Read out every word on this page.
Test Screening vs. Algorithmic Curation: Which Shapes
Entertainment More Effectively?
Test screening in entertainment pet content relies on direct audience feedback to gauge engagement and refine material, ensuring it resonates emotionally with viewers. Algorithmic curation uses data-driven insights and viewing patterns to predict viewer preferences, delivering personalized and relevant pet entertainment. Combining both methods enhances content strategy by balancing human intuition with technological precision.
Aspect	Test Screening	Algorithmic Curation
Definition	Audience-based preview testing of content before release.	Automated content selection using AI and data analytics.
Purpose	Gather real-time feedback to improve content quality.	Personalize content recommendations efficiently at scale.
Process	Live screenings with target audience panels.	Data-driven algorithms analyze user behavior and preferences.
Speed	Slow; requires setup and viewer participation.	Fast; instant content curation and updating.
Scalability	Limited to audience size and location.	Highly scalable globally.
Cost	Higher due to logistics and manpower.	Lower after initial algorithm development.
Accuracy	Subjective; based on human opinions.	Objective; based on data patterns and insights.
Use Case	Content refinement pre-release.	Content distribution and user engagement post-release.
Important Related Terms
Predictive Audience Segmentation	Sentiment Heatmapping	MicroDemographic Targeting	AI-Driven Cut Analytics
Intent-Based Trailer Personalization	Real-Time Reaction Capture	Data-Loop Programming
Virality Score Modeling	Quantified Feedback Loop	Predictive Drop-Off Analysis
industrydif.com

:::::

Exercise prompt:
Nothing is to be left out: set down all the records again exactly.

Solved problem:
Read out every word on this page.
Test Screening vs. Algorithmic Curation: Which Shapes
Entertainment More Effectively?
Test screening in entertainment pet content relies on direct audience feedback to gauge engagement and refine material, ensuring it resonates emotionally with viewers. Algorithmic curation uses data-driven insights and viewing patterns to predict viewer preferences, delivering personalized and relevant pet entertainment. Combining both methods enhances content strategy by balancing human intuition with technological precision.
Aspect	Test Screening	Algorithmic Curation
Definition	Audience-based preview testing of content before release.	Automated content selection using AI and data analytics.
Purpose	Gather real-time feedback to improve content quality.	Personalize content recommendations efficiently at scale.
Process	Live screenings with target audience panels.	Data-driven algorithms analyze user behavior and preferences.
Speed	Slow; requires setup and viewer participation.	Fast; instant content curation and updating.
Scalability	Limited to audience size and location.	Highly scalable globally.
Cost	Higher due to logistics and manpower.	Lower after initial algorithm development.
Accuracy	Subjective; based on human opinions.	Objective; based on data patterns and insights.
Use Case	Content refinement pre-release.	Content distribution and user engagement post-release.
Important Related Terms
Predictive Audience Segmentation	Sentiment Heatmapping	MicroDemographic Targeting	AI-Driven Cut Analytics
Intent-Based Trailer Personalization	Real-Time Reaction Capture	Data-Loop Programming
Virality Score Modeling	Quantified Feedback Loop	Predictive Drop-Off Analysis
industrydif.com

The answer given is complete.